[Records from a collection]
□ □ □

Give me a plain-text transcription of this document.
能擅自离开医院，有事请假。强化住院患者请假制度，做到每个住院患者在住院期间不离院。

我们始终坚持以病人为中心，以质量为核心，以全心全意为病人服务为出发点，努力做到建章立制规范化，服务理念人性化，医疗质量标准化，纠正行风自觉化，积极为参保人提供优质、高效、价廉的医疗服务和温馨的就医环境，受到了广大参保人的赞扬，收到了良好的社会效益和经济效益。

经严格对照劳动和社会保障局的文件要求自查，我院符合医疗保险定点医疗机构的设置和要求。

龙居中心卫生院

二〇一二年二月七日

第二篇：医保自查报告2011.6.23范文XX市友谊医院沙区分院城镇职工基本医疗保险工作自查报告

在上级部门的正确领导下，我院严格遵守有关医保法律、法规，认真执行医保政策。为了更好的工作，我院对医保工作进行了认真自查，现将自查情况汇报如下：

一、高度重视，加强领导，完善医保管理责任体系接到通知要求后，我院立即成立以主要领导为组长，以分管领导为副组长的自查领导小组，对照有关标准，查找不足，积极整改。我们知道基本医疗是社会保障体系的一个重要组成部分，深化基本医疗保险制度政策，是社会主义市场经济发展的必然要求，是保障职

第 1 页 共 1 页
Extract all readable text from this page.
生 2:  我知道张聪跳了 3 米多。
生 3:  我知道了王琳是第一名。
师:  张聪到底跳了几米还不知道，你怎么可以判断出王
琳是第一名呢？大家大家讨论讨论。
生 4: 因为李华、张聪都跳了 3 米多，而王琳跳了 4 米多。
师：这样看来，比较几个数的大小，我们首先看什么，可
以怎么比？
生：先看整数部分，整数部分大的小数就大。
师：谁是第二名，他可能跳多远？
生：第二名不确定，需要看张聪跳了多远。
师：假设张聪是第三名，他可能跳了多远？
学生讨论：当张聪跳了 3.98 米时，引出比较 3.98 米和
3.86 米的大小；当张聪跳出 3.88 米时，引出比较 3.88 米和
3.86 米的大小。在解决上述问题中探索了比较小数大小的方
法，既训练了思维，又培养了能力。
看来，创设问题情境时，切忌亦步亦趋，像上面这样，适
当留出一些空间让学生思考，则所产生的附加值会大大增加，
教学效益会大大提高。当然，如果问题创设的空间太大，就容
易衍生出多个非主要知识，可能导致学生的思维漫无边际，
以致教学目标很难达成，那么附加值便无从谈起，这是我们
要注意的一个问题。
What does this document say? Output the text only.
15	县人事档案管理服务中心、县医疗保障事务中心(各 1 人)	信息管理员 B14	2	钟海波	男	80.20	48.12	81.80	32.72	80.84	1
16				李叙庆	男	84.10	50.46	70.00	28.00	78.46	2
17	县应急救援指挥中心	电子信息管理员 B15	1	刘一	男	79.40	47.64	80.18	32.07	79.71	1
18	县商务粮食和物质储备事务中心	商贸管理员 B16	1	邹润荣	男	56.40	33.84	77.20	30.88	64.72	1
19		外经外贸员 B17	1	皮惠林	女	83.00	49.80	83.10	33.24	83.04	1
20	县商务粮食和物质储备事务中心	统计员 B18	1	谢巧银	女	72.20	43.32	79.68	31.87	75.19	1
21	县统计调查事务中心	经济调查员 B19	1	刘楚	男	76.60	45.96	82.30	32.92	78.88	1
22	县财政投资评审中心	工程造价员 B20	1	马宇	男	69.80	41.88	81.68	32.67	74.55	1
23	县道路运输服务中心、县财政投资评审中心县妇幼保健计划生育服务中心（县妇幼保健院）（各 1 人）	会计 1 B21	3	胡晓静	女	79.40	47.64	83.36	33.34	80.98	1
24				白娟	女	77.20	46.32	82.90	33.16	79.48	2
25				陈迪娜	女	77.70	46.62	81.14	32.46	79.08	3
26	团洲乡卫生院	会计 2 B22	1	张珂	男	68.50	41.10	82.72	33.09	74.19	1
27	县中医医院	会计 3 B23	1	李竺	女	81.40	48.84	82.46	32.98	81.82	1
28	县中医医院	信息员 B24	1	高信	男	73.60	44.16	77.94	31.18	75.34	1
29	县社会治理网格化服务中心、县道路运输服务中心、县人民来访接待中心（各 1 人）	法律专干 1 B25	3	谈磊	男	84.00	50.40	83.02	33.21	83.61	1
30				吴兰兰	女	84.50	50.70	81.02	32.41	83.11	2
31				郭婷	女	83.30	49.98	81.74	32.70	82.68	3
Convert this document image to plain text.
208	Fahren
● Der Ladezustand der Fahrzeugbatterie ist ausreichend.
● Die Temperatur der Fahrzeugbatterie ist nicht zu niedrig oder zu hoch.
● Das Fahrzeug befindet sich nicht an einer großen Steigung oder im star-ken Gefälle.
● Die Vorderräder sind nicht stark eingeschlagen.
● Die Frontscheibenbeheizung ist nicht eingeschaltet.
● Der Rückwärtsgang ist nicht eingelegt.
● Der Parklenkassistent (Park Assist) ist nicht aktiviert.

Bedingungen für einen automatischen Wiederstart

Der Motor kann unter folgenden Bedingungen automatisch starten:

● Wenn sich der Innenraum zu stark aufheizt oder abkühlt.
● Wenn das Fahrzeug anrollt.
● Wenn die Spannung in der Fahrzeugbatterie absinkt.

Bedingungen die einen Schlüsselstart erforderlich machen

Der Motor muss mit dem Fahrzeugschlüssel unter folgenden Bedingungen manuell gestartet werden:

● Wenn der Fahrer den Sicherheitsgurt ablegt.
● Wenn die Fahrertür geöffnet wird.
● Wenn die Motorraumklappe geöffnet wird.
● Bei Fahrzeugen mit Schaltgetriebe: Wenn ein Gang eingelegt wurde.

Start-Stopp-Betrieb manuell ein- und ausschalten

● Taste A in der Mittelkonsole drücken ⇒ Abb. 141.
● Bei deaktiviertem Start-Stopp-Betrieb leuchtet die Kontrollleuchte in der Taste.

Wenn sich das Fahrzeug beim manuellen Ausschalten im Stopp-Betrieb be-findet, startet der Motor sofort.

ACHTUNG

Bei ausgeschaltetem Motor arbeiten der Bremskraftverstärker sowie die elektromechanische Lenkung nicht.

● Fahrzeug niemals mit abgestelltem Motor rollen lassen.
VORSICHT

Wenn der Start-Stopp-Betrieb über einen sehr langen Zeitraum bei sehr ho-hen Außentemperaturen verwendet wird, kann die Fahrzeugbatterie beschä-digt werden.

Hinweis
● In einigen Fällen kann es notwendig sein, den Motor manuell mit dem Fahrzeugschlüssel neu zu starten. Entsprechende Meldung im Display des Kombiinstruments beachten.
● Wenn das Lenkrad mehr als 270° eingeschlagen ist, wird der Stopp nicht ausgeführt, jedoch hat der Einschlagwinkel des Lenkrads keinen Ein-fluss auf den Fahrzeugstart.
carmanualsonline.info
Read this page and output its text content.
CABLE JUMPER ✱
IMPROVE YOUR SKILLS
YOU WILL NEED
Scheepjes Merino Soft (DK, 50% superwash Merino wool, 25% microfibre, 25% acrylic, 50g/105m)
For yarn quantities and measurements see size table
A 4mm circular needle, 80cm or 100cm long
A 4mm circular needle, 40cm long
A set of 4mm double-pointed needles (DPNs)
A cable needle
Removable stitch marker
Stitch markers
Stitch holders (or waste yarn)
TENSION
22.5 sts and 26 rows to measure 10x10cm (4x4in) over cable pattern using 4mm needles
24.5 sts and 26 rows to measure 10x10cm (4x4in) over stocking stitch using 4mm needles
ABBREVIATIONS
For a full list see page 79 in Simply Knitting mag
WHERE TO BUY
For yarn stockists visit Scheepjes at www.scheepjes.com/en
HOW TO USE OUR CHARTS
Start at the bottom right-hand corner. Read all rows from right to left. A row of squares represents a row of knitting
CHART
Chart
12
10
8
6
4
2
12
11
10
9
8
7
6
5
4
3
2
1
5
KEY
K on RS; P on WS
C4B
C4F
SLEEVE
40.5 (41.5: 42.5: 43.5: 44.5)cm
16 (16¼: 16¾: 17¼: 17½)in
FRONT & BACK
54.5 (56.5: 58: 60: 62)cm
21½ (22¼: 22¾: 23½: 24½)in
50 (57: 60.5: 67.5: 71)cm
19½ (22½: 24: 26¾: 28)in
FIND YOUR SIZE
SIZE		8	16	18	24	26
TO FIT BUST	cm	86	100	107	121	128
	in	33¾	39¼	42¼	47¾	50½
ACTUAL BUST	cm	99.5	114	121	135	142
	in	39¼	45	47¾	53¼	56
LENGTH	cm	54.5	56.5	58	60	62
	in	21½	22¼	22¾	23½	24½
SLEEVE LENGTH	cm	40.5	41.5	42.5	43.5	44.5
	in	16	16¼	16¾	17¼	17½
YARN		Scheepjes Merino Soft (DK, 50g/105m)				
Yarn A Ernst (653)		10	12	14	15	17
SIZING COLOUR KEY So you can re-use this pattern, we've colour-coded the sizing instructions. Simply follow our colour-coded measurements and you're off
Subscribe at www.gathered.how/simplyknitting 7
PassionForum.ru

□ □ □

[Brief]:
Filter the listing above for the string "stark" and copy every matching line.

[Task response]:
● Die Vorderräder sind nicht stark eingeschlagen.
● Wenn sich der Innenraum zu stark aufheizt oder abkühlt.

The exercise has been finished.